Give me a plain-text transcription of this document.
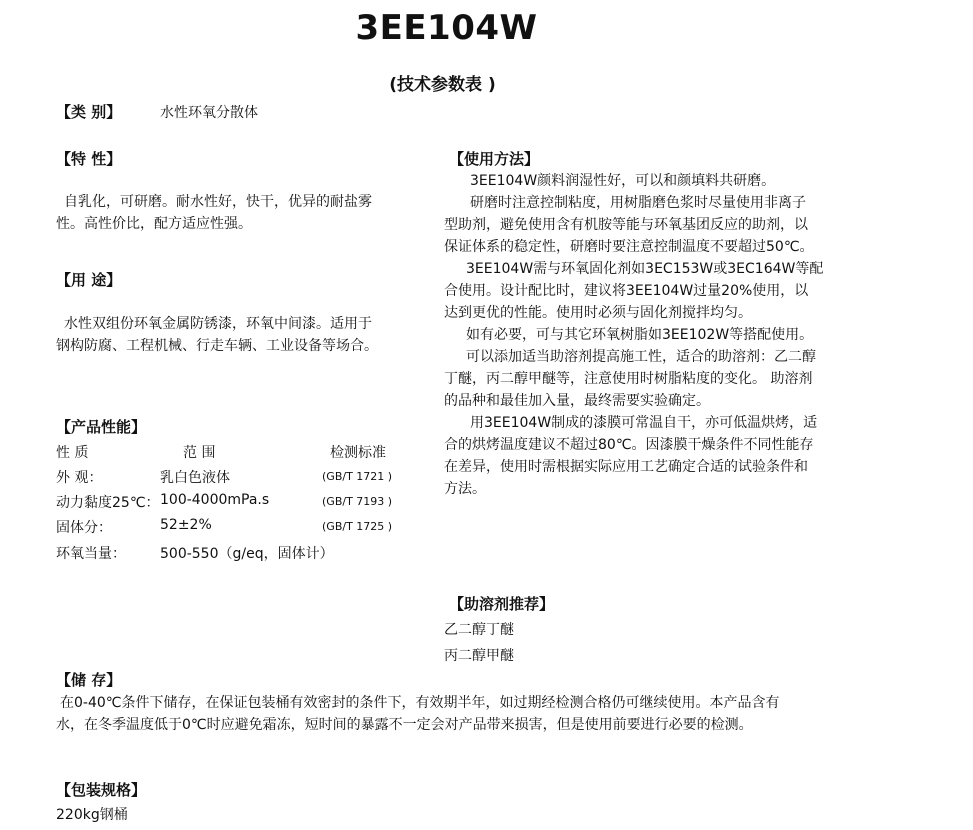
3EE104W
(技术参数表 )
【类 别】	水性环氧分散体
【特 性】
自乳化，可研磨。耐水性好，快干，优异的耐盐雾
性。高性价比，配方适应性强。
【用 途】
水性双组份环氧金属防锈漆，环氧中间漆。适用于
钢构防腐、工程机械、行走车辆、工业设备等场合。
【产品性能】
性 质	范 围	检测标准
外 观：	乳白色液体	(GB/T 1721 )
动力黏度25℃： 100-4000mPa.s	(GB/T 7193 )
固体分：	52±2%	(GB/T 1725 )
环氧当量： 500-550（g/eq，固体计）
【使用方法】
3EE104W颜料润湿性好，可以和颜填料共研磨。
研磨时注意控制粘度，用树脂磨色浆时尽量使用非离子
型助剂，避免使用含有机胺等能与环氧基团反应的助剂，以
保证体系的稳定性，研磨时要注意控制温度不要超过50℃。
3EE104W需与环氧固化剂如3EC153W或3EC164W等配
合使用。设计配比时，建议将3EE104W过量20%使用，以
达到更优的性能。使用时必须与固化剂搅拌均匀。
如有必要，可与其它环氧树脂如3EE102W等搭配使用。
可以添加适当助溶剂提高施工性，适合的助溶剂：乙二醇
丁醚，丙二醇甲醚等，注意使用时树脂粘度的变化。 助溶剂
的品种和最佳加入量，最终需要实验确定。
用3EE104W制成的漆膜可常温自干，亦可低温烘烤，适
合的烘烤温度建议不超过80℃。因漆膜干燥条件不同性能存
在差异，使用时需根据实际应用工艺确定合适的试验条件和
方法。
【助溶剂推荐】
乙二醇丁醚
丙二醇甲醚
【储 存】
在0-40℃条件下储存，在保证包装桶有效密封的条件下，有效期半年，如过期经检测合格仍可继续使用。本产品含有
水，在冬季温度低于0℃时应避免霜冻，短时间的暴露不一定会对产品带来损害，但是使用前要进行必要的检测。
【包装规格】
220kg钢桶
= = = = = = =
# [Task description]
Pictures are excluded; repeat every record exactly.

# [Expected output]
Give me a plain-text transcription of this document.
3EE104W
(技术参数表 )
【类 别】	水性环氧分散体
【特 性】
自乳化，可研磨。耐水性好，快干，优异的耐盐雾
性。高性价比，配方适应性强。
【用 途】
水性双组份环氧金属防锈漆，环氧中间漆。适用于
钢构防腐、工程机械、行走车辆、工业设备等场合。
【产品性能】
性 质	范 围	检测标准
外 观：	乳白色液体	(GB/T 1721 )
动力黏度25℃： 100-4000mPa.s	(GB/T 7193 )
固体分：	52±2%	(GB/T 1725 )
环氧当量： 500-550（g/eq，固体计）
【使用方法】
3EE104W颜料润湿性好，可以和颜填料共研磨。
研磨时注意控制粘度，用树脂磨色浆时尽量使用非离子
型助剂，避免使用含有机胺等能与环氧基团反应的助剂，以
保证体系的稳定性，研磨时要注意控制温度不要超过50℃。
3EE104W需与环氧固化剂如3EC153W或3EC164W等配
合使用。设计配比时，建议将3EE104W过量20%使用，以
达到更优的性能。使用时必须与固化剂搅拌均匀。
如有必要，可与其它环氧树脂如3EE102W等搭配使用。
可以添加适当助溶剂提高施工性，适合的助溶剂：乙二醇
丁醚，丙二醇甲醚等，注意使用时树脂粘度的变化。 助溶剂
的品种和最佳加入量，最终需要实验确定。
用3EE104W制成的漆膜可常温自干，亦可低温烘烤，适
合的烘烤温度建议不超过80℃。因漆膜干燥条件不同性能存
在差异，使用时需根据实际应用工艺确定合适的试验条件和
方法。
【助溶剂推荐】
乙二醇丁醚
丙二醇甲醚
【储 存】
在0-40℃条件下储存，在保证包装桶有效密封的条件下，有效期半年，如过期经检测合格仍可继续使用。本产品含有
水，在冬季温度低于0℃时应避免霜冻，短时间的暴露不一定会对产品带来损害，但是使用前要进行必要的检测。
【包装规格】
220kg钢桶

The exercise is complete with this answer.